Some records
....................
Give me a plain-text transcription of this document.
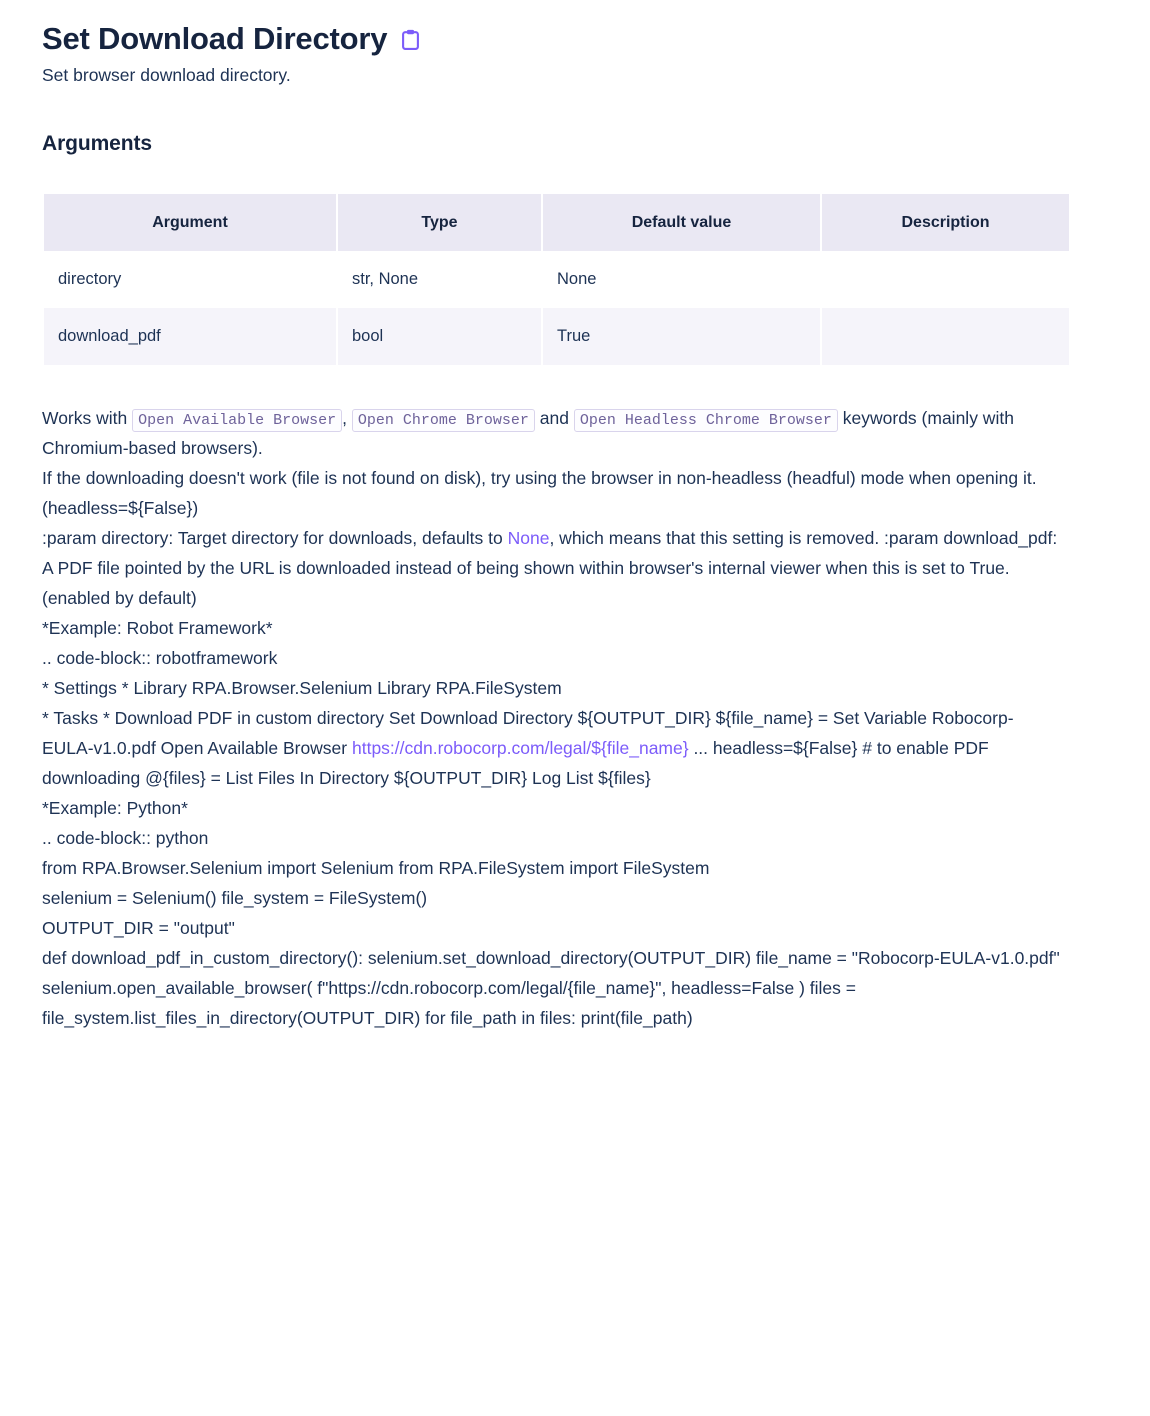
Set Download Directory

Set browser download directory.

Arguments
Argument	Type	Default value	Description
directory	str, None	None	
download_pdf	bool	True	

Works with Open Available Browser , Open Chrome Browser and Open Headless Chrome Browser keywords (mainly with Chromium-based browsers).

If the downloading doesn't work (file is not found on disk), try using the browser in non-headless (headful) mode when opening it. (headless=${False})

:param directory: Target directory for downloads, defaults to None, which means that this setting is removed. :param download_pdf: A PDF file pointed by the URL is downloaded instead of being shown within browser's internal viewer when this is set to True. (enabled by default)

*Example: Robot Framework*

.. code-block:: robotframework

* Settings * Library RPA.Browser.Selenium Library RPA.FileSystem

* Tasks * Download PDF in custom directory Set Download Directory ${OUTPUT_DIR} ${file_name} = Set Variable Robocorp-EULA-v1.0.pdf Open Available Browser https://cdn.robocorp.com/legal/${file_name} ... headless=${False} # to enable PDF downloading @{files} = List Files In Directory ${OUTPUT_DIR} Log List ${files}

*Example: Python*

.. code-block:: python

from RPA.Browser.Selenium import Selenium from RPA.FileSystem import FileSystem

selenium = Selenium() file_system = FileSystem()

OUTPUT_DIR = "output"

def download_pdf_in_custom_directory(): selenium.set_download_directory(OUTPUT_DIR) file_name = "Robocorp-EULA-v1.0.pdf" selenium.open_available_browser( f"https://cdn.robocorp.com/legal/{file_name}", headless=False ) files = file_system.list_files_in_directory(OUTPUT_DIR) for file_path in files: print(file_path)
....................
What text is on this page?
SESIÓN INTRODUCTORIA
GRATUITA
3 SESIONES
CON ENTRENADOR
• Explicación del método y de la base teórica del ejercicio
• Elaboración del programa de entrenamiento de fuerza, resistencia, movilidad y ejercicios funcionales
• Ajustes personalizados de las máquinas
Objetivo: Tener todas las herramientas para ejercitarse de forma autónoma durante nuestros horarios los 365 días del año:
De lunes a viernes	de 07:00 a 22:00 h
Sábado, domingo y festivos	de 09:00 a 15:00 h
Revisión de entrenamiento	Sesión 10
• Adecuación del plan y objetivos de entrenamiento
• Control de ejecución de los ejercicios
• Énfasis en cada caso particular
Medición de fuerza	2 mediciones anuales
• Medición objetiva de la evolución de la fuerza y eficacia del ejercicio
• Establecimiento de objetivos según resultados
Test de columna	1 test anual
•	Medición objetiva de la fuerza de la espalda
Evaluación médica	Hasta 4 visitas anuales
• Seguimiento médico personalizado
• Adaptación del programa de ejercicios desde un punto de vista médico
....................
→ **Objective**: Gather each line in the entries above where the string "objetivos" is found.

→ **Result for this task**:
• Adecuación del plan y objetivos de entrenamiento
• Establecimiento de objetivos según resultados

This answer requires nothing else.